● **The problem**
Below is a set of records; print all of them exactly as written.

◆ ◆ ◆ ◆ ◆ ◆ ◆

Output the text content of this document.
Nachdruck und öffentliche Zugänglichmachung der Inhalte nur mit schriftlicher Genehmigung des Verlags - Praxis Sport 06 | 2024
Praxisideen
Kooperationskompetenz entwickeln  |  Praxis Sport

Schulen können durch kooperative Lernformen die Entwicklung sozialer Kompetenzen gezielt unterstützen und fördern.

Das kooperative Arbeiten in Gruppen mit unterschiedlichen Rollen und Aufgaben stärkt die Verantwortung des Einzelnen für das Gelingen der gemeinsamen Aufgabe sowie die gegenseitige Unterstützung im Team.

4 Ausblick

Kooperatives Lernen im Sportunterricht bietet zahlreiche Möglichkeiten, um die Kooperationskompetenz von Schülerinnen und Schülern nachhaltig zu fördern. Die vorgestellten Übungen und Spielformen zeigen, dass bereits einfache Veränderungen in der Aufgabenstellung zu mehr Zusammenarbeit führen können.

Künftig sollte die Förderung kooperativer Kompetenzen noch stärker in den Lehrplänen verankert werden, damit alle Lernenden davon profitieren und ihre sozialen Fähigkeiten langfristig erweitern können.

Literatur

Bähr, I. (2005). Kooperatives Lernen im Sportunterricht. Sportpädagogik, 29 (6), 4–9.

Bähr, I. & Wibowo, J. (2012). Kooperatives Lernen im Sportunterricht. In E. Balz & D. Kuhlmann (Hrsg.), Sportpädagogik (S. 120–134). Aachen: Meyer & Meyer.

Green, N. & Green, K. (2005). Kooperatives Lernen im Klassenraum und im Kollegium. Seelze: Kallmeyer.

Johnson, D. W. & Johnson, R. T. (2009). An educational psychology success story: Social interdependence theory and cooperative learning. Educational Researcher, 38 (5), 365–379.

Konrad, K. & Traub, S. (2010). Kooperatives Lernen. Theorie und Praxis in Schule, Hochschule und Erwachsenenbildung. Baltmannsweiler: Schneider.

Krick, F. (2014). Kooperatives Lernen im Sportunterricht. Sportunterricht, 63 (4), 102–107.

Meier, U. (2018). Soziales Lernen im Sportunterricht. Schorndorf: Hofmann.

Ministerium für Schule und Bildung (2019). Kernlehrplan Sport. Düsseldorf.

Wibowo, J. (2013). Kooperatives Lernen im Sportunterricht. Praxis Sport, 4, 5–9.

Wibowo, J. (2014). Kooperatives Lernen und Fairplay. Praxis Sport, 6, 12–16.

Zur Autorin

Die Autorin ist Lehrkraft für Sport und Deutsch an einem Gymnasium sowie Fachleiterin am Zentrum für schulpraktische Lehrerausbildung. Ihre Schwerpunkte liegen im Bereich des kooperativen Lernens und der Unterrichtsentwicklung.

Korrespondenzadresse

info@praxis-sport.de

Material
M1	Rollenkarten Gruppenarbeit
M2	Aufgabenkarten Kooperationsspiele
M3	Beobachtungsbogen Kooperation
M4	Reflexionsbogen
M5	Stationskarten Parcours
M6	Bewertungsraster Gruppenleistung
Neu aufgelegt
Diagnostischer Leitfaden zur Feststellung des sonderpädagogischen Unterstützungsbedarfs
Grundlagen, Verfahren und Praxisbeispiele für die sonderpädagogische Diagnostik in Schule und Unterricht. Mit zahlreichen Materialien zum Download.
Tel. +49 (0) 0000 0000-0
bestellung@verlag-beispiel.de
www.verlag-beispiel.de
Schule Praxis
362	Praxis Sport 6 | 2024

◆ ◆ ◆ ◆ ◆ ◆ ◆

● **Result of the exercise**
Output the text content of this document.
Nachdruck und öffentliche Zugänglichmachung der Inhalte nur mit schriftlicher Genehmigung des Verlags - Praxis Sport 06 | 2024
Praxisideen
Kooperationskompetenz entwickeln  |  Praxis Sport

Schulen können durch kooperative Lernformen die Entwicklung sozialer Kompetenzen gezielt unterstützen und fördern.

Das kooperative Arbeiten in Gruppen mit unterschiedlichen Rollen und Aufgaben stärkt die Verantwortung des Einzelnen für das Gelingen der gemeinsamen Aufgabe sowie die gegenseitige Unterstützung im Team.

4 Ausblick

Kooperatives Lernen im Sportunterricht bietet zahlreiche Möglichkeiten, um die Kooperationskompetenz von Schülerinnen und Schülern nachhaltig zu fördern. Die vorgestellten Übungen und Spielformen zeigen, dass bereits einfache Veränderungen in der Aufgabenstellung zu mehr Zusammenarbeit führen können.

Künftig sollte die Förderung kooperativer Kompetenzen noch stärker in den Lehrplänen verankert werden, damit alle Lernenden davon profitieren und ihre sozialen Fähigkeiten langfristig erweitern können.

Literatur

Bähr, I. (2005). Kooperatives Lernen im Sportunterricht. Sportpädagogik, 29 (6), 4–9.

Bähr, I. & Wibowo, J. (2012). Kooperatives Lernen im Sportunterricht. In E. Balz & D. Kuhlmann (Hrsg.), Sportpädagogik (S. 120–134). Aachen: Meyer & Meyer.

Green, N. & Green, K. (2005). Kooperatives Lernen im Klassenraum und im Kollegium. Seelze: Kallmeyer.

Johnson, D. W. & Johnson, R. T. (2009). An educational psychology success story: Social interdependence theory and cooperative learning. Educational Researcher, 38 (5), 365–379.

Konrad, K. & Traub, S. (2010). Kooperatives Lernen. Theorie und Praxis in Schule, Hochschule und Erwachsenenbildung. Baltmannsweiler: Schneider.

Krick, F. (2014). Kooperatives Lernen im Sportunterricht. Sportunterricht, 63 (4), 102–107.

Meier, U. (2018). Soziales Lernen im Sportunterricht. Schorndorf: Hofmann.

Ministerium für Schule und Bildung (2019). Kernlehrplan Sport. Düsseldorf.

Wibowo, J. (2013). Kooperatives Lernen im Sportunterricht. Praxis Sport, 4, 5–9.

Wibowo, J. (2014). Kooperatives Lernen und Fairplay. Praxis Sport, 6, 12–16.

Zur Autorin

Die Autorin ist Lehrkraft für Sport und Deutsch an einem Gymnasium sowie Fachleiterin am Zentrum für schulpraktische Lehrerausbildung. Ihre Schwerpunkte liegen im Bereich des kooperativen Lernens und der Unterrichtsentwicklung.

Korrespondenzadresse

info@praxis-sport.de

Material
M1	Rollenkarten Gruppenarbeit
M2	Aufgabenkarten Kooperationsspiele
M3	Beobachtungsbogen Kooperation
M4	Reflexionsbogen
M5	Stationskarten Parcours
M6	Bewertungsraster Gruppenleistung
Neu aufgelegt
Diagnostischer Leitfaden zur Feststellung des sonderpädagogischen Unterstützungsbedarfs
Grundlagen, Verfahren und Praxisbeispiele für die sonderpädagogische Diagnostik in Schule und Unterricht. Mit zahlreichen Materialien zum Download.
Tel. +49 (0) 0000 0000-0
bestellung@verlag-beispiel.de
www.verlag-beispiel.de
Schule Praxis
362	Praxis Sport 6 | 2024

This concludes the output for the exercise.